### Records shown

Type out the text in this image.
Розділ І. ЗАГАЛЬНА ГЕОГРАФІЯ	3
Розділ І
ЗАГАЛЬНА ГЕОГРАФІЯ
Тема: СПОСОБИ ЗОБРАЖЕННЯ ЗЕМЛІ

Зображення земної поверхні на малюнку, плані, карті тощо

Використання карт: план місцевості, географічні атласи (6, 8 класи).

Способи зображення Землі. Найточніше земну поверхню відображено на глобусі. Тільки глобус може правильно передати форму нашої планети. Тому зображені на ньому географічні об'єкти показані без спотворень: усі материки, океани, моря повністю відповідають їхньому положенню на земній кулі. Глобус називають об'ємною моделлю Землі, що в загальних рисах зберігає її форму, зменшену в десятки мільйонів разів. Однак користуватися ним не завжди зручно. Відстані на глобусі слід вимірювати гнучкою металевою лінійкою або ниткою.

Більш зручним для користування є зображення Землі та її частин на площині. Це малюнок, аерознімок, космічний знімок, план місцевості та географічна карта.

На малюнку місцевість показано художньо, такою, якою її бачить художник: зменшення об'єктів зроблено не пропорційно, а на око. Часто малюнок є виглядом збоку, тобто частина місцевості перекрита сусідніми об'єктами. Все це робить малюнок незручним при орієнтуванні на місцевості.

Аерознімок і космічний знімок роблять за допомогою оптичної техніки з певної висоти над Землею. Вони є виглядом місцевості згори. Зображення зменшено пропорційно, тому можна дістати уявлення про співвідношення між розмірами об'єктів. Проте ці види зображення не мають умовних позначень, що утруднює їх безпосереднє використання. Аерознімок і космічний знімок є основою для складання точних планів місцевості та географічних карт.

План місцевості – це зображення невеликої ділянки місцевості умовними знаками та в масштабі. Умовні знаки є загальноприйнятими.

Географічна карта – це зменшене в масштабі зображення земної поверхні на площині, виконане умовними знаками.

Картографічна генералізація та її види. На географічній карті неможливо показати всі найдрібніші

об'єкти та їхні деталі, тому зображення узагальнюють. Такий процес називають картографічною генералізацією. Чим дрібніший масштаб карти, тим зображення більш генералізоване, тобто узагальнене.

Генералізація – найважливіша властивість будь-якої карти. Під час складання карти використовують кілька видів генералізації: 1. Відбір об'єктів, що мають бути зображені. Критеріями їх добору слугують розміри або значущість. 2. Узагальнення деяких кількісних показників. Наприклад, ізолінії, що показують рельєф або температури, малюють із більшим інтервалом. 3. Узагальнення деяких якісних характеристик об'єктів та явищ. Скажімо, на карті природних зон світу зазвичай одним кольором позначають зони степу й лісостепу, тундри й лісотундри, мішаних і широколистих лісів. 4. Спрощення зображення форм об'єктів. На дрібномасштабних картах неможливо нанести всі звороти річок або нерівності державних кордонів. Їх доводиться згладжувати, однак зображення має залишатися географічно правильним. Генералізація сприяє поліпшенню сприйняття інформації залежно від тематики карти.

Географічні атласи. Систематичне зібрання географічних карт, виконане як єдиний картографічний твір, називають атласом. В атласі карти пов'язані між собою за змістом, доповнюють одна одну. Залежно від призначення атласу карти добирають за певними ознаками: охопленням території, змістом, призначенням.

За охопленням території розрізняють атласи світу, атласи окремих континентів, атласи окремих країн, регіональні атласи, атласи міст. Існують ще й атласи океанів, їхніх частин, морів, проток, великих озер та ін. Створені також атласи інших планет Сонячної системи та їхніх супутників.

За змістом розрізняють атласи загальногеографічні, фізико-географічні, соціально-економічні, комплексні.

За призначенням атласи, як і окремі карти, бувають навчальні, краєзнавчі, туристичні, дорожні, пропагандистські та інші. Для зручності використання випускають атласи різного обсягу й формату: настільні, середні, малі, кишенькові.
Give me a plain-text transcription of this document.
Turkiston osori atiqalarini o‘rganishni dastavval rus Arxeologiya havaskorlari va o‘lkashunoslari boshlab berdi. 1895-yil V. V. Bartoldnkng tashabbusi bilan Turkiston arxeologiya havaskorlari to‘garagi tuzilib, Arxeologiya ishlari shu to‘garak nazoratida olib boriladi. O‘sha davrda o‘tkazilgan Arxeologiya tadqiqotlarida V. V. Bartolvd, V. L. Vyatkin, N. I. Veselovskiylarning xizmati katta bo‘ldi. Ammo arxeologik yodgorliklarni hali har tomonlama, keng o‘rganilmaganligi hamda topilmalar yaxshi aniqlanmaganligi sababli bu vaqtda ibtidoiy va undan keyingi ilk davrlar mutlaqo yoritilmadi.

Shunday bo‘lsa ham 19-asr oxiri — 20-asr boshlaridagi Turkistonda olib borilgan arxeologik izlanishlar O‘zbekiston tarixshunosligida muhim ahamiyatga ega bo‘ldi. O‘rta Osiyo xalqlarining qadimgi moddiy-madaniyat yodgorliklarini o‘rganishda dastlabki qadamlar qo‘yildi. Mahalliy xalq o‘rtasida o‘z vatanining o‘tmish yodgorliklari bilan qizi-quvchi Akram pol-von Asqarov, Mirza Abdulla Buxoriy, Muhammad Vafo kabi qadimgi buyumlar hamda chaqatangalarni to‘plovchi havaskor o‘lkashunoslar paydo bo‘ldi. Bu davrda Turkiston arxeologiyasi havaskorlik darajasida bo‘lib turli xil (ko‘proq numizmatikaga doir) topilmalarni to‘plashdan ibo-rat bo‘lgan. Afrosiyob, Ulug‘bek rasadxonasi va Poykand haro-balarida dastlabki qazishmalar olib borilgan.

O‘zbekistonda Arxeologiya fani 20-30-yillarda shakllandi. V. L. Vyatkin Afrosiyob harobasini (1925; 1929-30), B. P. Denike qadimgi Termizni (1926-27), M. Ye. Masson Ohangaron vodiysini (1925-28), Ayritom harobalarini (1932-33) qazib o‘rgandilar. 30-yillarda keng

######

▶ _Aim of the exercise_
Exactly reproduce all of the entries.

▶ _Task response_
Type out the text in this image.
Розділ І. ЗАГАЛЬНА ГЕОГРАФІЯ	3
Розділ І
ЗАГАЛЬНА ГЕОГРАФІЯ
Тема: СПОСОБИ ЗОБРАЖЕННЯ ЗЕМЛІ

Зображення земної поверхні на малюнку, плані, карті тощо

Використання карт: план місцевості, географічні атласи (6, 8 класи).

Способи зображення Землі. Найточніше земну поверхню відображено на глобусі. Тільки глобус може правильно передати форму нашої планети. Тому зображені на ньому географічні об'єкти показані без спотворень: усі материки, океани, моря повністю відповідають їхньому положенню на земній кулі. Глобус називають об'ємною моделлю Землі, що в загальних рисах зберігає її форму, зменшену в десятки мільйонів разів. Однак користуватися ним не завжди зручно. Відстані на глобусі слід вимірювати гнучкою металевою лінійкою або ниткою.

Більш зручним для користування є зображення Землі та її частин на площині. Це малюнок, аерознімок, космічний знімок, план місцевості та географічна карта.

На малюнку місцевість показано художньо, такою, якою її бачить художник: зменшення об'єктів зроблено не пропорційно, а на око. Часто малюнок є виглядом збоку, тобто частина місцевості перекрита сусідніми об'єктами. Все це робить малюнок незручним при орієнтуванні на місцевості.

Аерознімок і космічний знімок роблять за допомогою оптичної техніки з певної висоти над Землею. Вони є виглядом місцевості згори. Зображення зменшено пропорційно, тому можна дістати уявлення про співвідношення між розмірами об'єктів. Проте ці види зображення не мають умовних позначень, що утруднює їх безпосереднє використання. Аерознімок і космічний знімок є основою для складання точних планів місцевості та географічних карт.

План місцевості – це зображення невеликої ділянки місцевості умовними знаками та в масштабі. Умовні знаки є загальноприйнятими.

Географічна карта – це зменшене в масштабі зображення земної поверхні на площині, виконане умовними знаками.

Картографічна генералізація та її види. На географічній карті неможливо показати всі найдрібніші

об'єкти та їхні деталі, тому зображення узагальнюють. Такий процес називають картографічною генералізацією. Чим дрібніший масштаб карти, тим зображення більш генералізоване, тобто узагальнене.

Генералізація – найважливіша властивість будь-якої карти. Під час складання карти використовують кілька видів генералізації: 1. Відбір об'єктів, що мають бути зображені. Критеріями їх добору слугують розміри або значущість. 2. Узагальнення деяких кількісних показників. Наприклад, ізолінії, що показують рельєф або температури, малюють із більшим інтервалом. 3. Узагальнення деяких якісних характеристик об'єктів та явищ. Скажімо, на карті природних зон світу зазвичай одним кольором позначають зони степу й лісостепу, тундри й лісотундри, мішаних і широколистих лісів. 4. Спрощення зображення форм об'єктів. На дрібномасштабних картах неможливо нанести всі звороти річок або нерівності державних кордонів. Їх доводиться згладжувати, однак зображення має залишатися географічно правильним. Генералізація сприяє поліпшенню сприйняття інформації залежно від тематики карти.

Географічні атласи. Систематичне зібрання географічних карт, виконане як єдиний картографічний твір, називають атласом. В атласі карти пов'язані між собою за змістом, доповнюють одна одну. Залежно від призначення атласу карти добирають за певними ознаками: охопленням території, змістом, призначенням.

За охопленням території розрізняють атласи світу, атласи окремих континентів, атласи окремих країн, регіональні атласи, атласи міст. Існують ще й атласи океанів, їхніх частин, морів, проток, великих озер та ін. Створені також атласи інших планет Сонячної системи та їхніх супутників.

За змістом розрізняють атласи загальногеографічні, фізико-географічні, соціально-економічні, комплексні.

За призначенням атласи, як і окремі карти, бувають навчальні, краєзнавчі, туристичні, дорожні, пропагандистські та інші. Для зручності використання випускають атласи різного обсягу й формату: настільні, середні, малі, кишенькові.
Give me a plain-text transcription of this document.
Turkiston osori atiqalarini o‘rganishni dastavval rus Arxeologiya havaskorlari va o‘lkashunoslari boshlab berdi. 1895-yil V. V. Bartoldnkng tashabbusi bilan Turkiston arxeologiya havaskorlari to‘garagi tuzilib, Arxeologiya ishlari shu to‘garak nazoratida olib boriladi. O‘sha davrda o‘tkazilgan Arxeologiya tadqiqotlarida V. V. Bartolvd, V. L. Vyatkin, N. I. Veselovskiylarning xizmati katta bo‘ldi. Ammo arxeologik yodgorliklarni hali har tomonlama, keng o‘rganilmaganligi hamda topilmalar yaxshi aniqlanmaganligi sababli bu vaqtda ibtidoiy va undan keyingi ilk davrlar mutlaqo yoritilmadi.

Shunday bo‘lsa ham 19-asr oxiri — 20-asr boshlaridagi Turkistonda olib borilgan arxeologik izlanishlar O‘zbekiston tarixshunosligida muhim ahamiyatga ega bo‘ldi. O‘rta Osiyo xalqlarining qadimgi moddiy-madaniyat yodgorliklarini o‘rganishda dastlabki qadamlar qo‘yildi. Mahalliy xalq o‘rtasida o‘z vatanining o‘tmish yodgorliklari bilan qizi-quvchi Akram pol-von Asqarov, Mirza Abdulla Buxoriy, Muhammad Vafo kabi qadimgi buyumlar hamda chaqatangalarni to‘plovchi havaskor o‘lkashunoslar paydo bo‘ldi. Bu davrda Turkiston arxeologiyasi havaskorlik darajasida bo‘lib turli xil (ko‘proq numizmatikaga doir) topilmalarni to‘plashdan ibo-rat bo‘lgan. Afrosiyob, Ulug‘bek rasadxonasi va Poykand haro-balarida dastlabki qazishmalar olib borilgan.

O‘zbekistonda Arxeologiya fani 20-30-yillarda shakllandi. V. L. Vyatkin Afrosiyob harobasini (1925; 1929-30), B. P. Denike qadimgi Termizni (1926-27), M. Ye. Masson Ohangaron vodiysini (1925-28), Ayritom harobalarini (1932-33) qazib o‘rgandilar. 30-yillarda keng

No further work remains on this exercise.